● **Entries from a dataset**

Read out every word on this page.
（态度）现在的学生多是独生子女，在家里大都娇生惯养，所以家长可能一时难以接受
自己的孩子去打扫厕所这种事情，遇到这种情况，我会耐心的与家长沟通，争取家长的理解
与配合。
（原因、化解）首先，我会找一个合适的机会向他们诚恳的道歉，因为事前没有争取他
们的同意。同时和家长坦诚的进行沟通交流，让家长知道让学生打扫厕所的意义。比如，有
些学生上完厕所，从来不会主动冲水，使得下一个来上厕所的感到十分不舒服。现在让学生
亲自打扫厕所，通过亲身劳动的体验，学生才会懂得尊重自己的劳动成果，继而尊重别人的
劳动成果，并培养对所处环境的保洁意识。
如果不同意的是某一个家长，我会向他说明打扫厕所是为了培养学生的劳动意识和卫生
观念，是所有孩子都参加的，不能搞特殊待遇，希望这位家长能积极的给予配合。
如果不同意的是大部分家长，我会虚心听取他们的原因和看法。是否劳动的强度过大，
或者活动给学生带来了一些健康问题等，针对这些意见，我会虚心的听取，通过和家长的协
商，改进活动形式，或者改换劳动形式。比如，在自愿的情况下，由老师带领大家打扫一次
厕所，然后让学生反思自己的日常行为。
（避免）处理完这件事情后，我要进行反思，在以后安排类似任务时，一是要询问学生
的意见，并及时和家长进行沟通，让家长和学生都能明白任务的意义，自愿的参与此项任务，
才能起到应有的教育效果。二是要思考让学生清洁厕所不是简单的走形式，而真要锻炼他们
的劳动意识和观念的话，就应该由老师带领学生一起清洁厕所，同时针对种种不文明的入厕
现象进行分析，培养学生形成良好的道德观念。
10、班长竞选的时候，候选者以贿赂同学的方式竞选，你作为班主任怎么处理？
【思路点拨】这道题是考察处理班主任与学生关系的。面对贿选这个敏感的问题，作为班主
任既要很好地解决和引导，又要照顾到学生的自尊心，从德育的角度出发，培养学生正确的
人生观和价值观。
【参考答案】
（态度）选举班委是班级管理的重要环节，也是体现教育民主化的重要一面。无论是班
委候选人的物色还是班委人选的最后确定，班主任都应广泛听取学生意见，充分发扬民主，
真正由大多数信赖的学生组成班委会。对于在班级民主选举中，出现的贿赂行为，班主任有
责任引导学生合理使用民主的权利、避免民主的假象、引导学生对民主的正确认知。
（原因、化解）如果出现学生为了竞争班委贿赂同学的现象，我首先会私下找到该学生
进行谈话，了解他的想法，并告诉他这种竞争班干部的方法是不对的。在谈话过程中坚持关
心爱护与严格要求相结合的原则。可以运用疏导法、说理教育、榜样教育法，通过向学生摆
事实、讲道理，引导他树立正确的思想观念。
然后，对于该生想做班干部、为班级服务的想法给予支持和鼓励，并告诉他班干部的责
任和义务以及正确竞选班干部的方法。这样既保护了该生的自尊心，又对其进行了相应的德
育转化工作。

● **Stated problem**
Copy out all of the lines above exactly.

● **Full output**
Read out every word on this page.
（态度）现在的学生多是独生子女，在家里大都娇生惯养，所以家长可能一时难以接受
自己的孩子去打扫厕所这种事情，遇到这种情况，我会耐心的与家长沟通，争取家长的理解
与配合。
（原因、化解）首先，我会找一个合适的机会向他们诚恳的道歉，因为事前没有争取他
们的同意。同时和家长坦诚的进行沟通交流，让家长知道让学生打扫厕所的意义。比如，有
些学生上完厕所，从来不会主动冲水，使得下一个来上厕所的感到十分不舒服。现在让学生
亲自打扫厕所，通过亲身劳动的体验，学生才会懂得尊重自己的劳动成果，继而尊重别人的
劳动成果，并培养对所处环境的保洁意识。
如果不同意的是某一个家长，我会向他说明打扫厕所是为了培养学生的劳动意识和卫生
观念，是所有孩子都参加的，不能搞特殊待遇，希望这位家长能积极的给予配合。
如果不同意的是大部分家长，我会虚心听取他们的原因和看法。是否劳动的强度过大，
或者活动给学生带来了一些健康问题等，针对这些意见，我会虚心的听取，通过和家长的协
商，改进活动形式，或者改换劳动形式。比如，在自愿的情况下，由老师带领大家打扫一次
厕所，然后让学生反思自己的日常行为。
（避免）处理完这件事情后，我要进行反思，在以后安排类似任务时，一是要询问学生
的意见，并及时和家长进行沟通，让家长和学生都能明白任务的意义，自愿的参与此项任务，
才能起到应有的教育效果。二是要思考让学生清洁厕所不是简单的走形式，而真要锻炼他们
的劳动意识和观念的话，就应该由老师带领学生一起清洁厕所，同时针对种种不文明的入厕
现象进行分析，培养学生形成良好的道德观念。
10、班长竞选的时候，候选者以贿赂同学的方式竞选，你作为班主任怎么处理？
【思路点拨】这道题是考察处理班主任与学生关系的。面对贿选这个敏感的问题，作为班主
任既要很好地解决和引导，又要照顾到学生的自尊心，从德育的角度出发，培养学生正确的
人生观和价值观。
【参考答案】
（态度）选举班委是班级管理的重要环节，也是体现教育民主化的重要一面。无论是班
委候选人的物色还是班委人选的最后确定，班主任都应广泛听取学生意见，充分发扬民主，
真正由大多数信赖的学生组成班委会。对于在班级民主选举中，出现的贿赂行为，班主任有
责任引导学生合理使用民主的权利、避免民主的假象、引导学生对民主的正确认知。
（原因、化解）如果出现学生为了竞争班委贿赂同学的现象，我首先会私下找到该学生
进行谈话，了解他的想法，并告诉他这种竞争班干部的方法是不对的。在谈话过程中坚持关
心爱护与严格要求相结合的原则。可以运用疏导法、说理教育、榜样教育法，通过向学生摆
事实、讲道理，引导他树立正确的思想观念。
然后，对于该生想做班干部、为班级服务的想法给予支持和鼓励，并告诉他班干部的责
任和义务以及正确竞选班干部的方法。这样既保护了该生的自尊心，又对其进行了相应的德
育转化工作。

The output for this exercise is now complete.